◆ What is being asked:
From the records, pick out and copy each line containing "Margin".

◆ Excerpts from a figure dataset:
[Start]

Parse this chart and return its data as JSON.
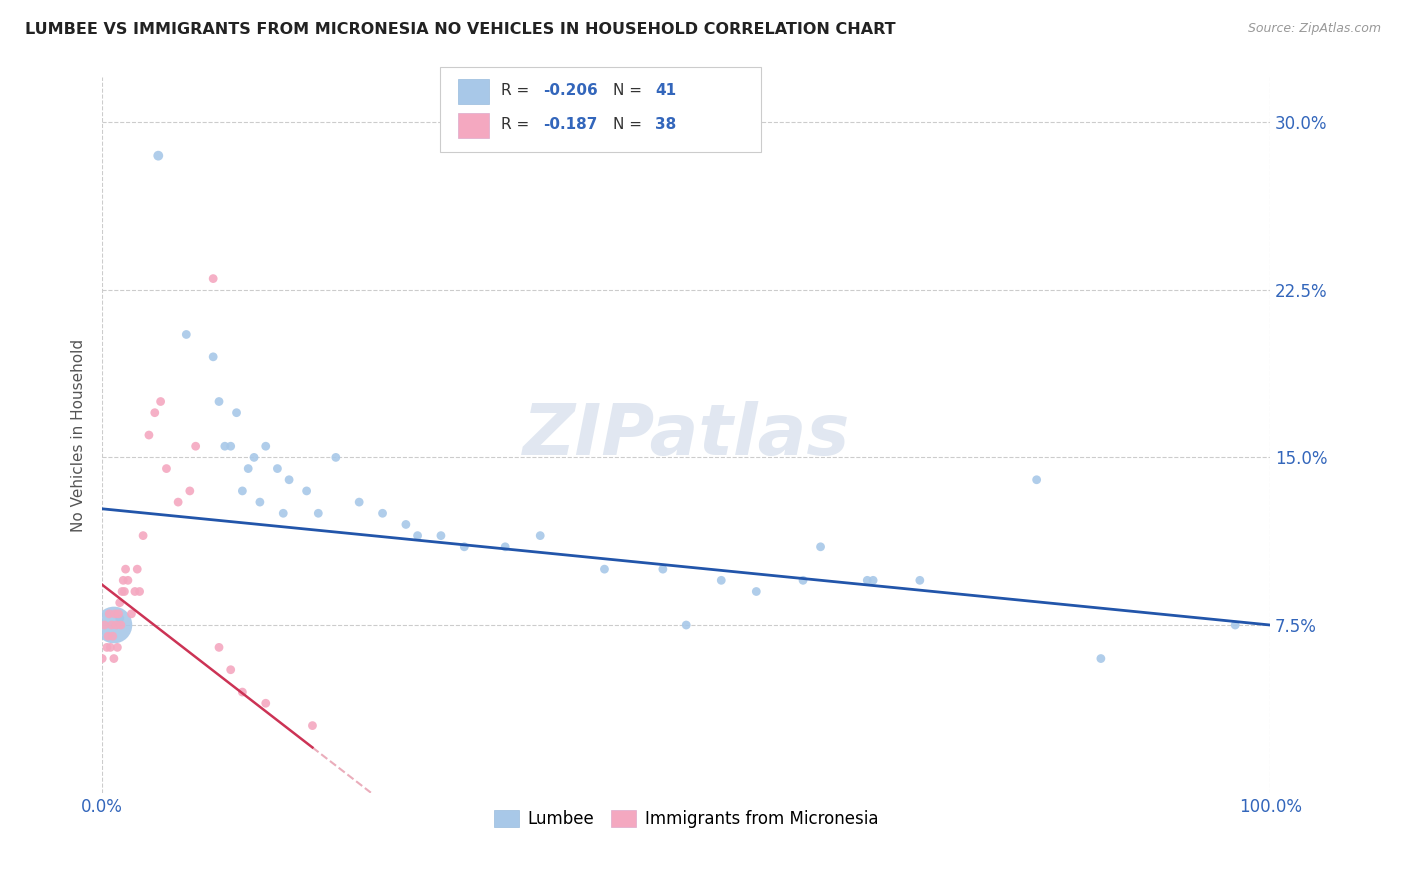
{
  "title": "LUMBEE VS IMMIGRANTS FROM MICRONESIA NO VEHICLES IN HOUSEHOLD CORRELATION CHART",
  "source": "Source: ZipAtlas.com",
  "ylabel": "No Vehicles in Household",
  "xlim": [
    0.0,
    1.0
  ],
  "ylim": [
    0.0,
    0.32
  ],
  "ytick_vals": [
    0.075,
    0.15,
    0.225,
    0.3
  ],
  "ytick_labels": [
    "7.5%",
    "15.0%",
    "22.5%",
    "30.0%"
  ],
  "xtick_vals": [
    0.0,
    1.0
  ],
  "xtick_labels": [
    "0.0%",
    "100.0%"
  ],
  "legend_r1": "R = -0.206",
  "legend_n1": "N = 41",
  "legend_r2": "R = -0.187",
  "legend_n2": "N = 38",
  "watermark": "ZIPatlas",
  "lumbee_color": "#a8c8e8",
  "micronesia_color": "#f4a8c0",
  "lumbee_line_color": "#2255aa",
  "micronesia_line_color": "#cc3355",
  "background_color": "#ffffff",
  "grid_color": "#cccccc",
  "lumbee_x": [
    0.048,
    0.072,
    0.095,
    0.1,
    0.105,
    0.11,
    0.115,
    0.12,
    0.125,
    0.13,
    0.135,
    0.14,
    0.15,
    0.155,
    0.16,
    0.175,
    0.185,
    0.2,
    0.22,
    0.24,
    0.26,
    0.27,
    0.29,
    0.31,
    0.345,
    0.375,
    0.43,
    0.48,
    0.5,
    0.53,
    0.56,
    0.6,
    0.615,
    0.655,
    0.66,
    0.7,
    0.8,
    0.855,
    0.97,
    0.01,
    0.015
  ],
  "lumbee_y": [
    0.285,
    0.205,
    0.195,
    0.175,
    0.155,
    0.155,
    0.17,
    0.135,
    0.145,
    0.15,
    0.13,
    0.155,
    0.145,
    0.125,
    0.14,
    0.135,
    0.125,
    0.15,
    0.13,
    0.125,
    0.12,
    0.115,
    0.115,
    0.11,
    0.11,
    0.115,
    0.1,
    0.1,
    0.075,
    0.095,
    0.09,
    0.095,
    0.11,
    0.095,
    0.095,
    0.095,
    0.14,
    0.06,
    0.075,
    0.075,
    0.078
  ],
  "lumbee_s": [
    50,
    40,
    40,
    40,
    40,
    40,
    40,
    40,
    40,
    40,
    40,
    40,
    40,
    40,
    40,
    40,
    40,
    40,
    40,
    40,
    40,
    40,
    40,
    40,
    40,
    40,
    40,
    40,
    40,
    40,
    40,
    40,
    40,
    40,
    40,
    40,
    40,
    40,
    40,
    700,
    40
  ],
  "micro_x": [
    0.0,
    0.002,
    0.004,
    0.005,
    0.006,
    0.007,
    0.008,
    0.009,
    0.01,
    0.011,
    0.012,
    0.013,
    0.014,
    0.015,
    0.016,
    0.017,
    0.018,
    0.019,
    0.02,
    0.022,
    0.025,
    0.028,
    0.03,
    0.032,
    0.035,
    0.04,
    0.045,
    0.05,
    0.055,
    0.065,
    0.075,
    0.08,
    0.095,
    0.1,
    0.11,
    0.12,
    0.14,
    0.18
  ],
  "micro_y": [
    0.06,
    0.075,
    0.065,
    0.07,
    0.08,
    0.065,
    0.075,
    0.07,
    0.06,
    0.08,
    0.075,
    0.065,
    0.08,
    0.085,
    0.075,
    0.09,
    0.095,
    0.09,
    0.1,
    0.095,
    0.08,
    0.09,
    0.1,
    0.09,
    0.115,
    0.16,
    0.17,
    0.175,
    0.145,
    0.13,
    0.135,
    0.155,
    0.23,
    0.065,
    0.055,
    0.045,
    0.04,
    0.03
  ],
  "micro_s": [
    40,
    40,
    40,
    40,
    40,
    40,
    40,
    40,
    40,
    40,
    40,
    40,
    40,
    40,
    40,
    40,
    40,
    40,
    40,
    40,
    40,
    40,
    40,
    40,
    40,
    40,
    40,
    40,
    40,
    40,
    40,
    40,
    40,
    40,
    40,
    40,
    40,
    40
  ],
  "lumbee_line_x": [
    0.0,
    1.0
  ],
  "lumbee_line_y": [
    0.127,
    0.075
  ],
  "micro_line_x": [
    0.0,
    0.23
  ],
  "micro_line_y": [
    0.093,
    0.0
  ]
}
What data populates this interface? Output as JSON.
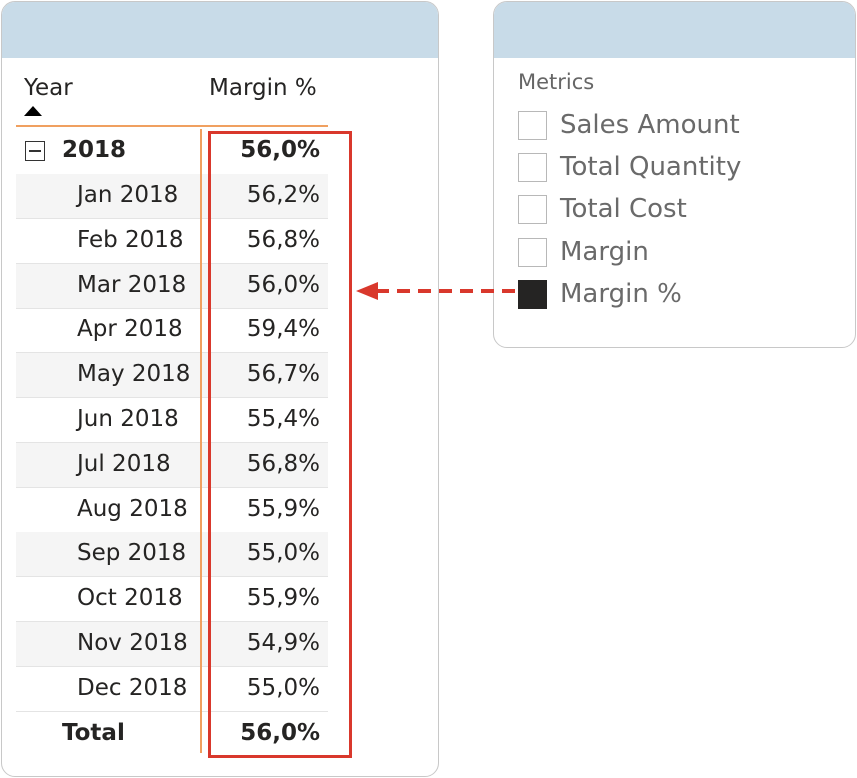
{
  "matrix": {
    "columns": {
      "year": "Year",
      "margin_pct": "Margin %"
    },
    "year_row": {
      "label": "2018",
      "value": "56,0%"
    },
    "rows": [
      {
        "label": "Jan 2018",
        "value": "56,2%"
      },
      {
        "label": "Feb 2018",
        "value": "56,8%"
      },
      {
        "label": "Mar 2018",
        "value": "56,0%"
      },
      {
        "label": "Apr 2018",
        "value": "59,4%"
      },
      {
        "label": "May 2018",
        "value": "56,7%"
      },
      {
        "label": "Jun 2018",
        "value": "55,4%"
      },
      {
        "label": "Jul 2018",
        "value": "56,8%"
      },
      {
        "label": "Aug 2018",
        "value": "55,9%"
      },
      {
        "label": "Sep 2018",
        "value": "55,0%"
      },
      {
        "label": "Oct 2018",
        "value": "55,9%"
      },
      {
        "label": "Nov 2018",
        "value": "54,9%"
      },
      {
        "label": "Dec 2018",
        "value": "55,0%"
      }
    ],
    "total_row": {
      "label": "Total",
      "value": "56,0%"
    }
  },
  "slicer": {
    "title": "Metrics",
    "items": [
      {
        "label": "Sales Amount",
        "checked": false
      },
      {
        "label": "Total Quantity",
        "checked": false
      },
      {
        "label": "Total Cost",
        "checked": false
      },
      {
        "label": "Margin",
        "checked": false
      },
      {
        "label": "Margin %",
        "checked": true
      }
    ]
  },
  "colors": {
    "header_band": "#c8dbe8",
    "accent_line": "#f0a060",
    "highlight": "#d9382c",
    "checkbox_checked": "#252423"
  }
}
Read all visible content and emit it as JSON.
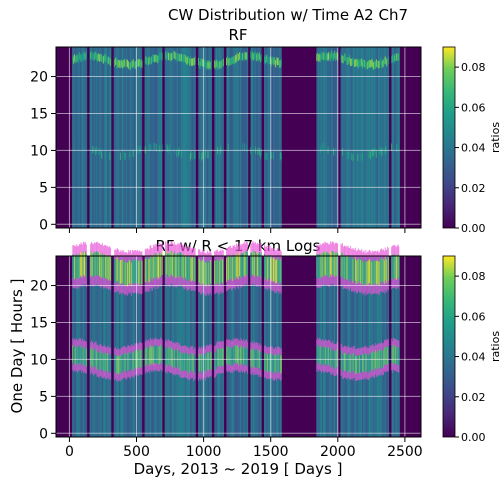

[End]

◆ Complete output:
      "margin_pct": "Margin %"
        "label": "Margin",
        "label": "Margin %",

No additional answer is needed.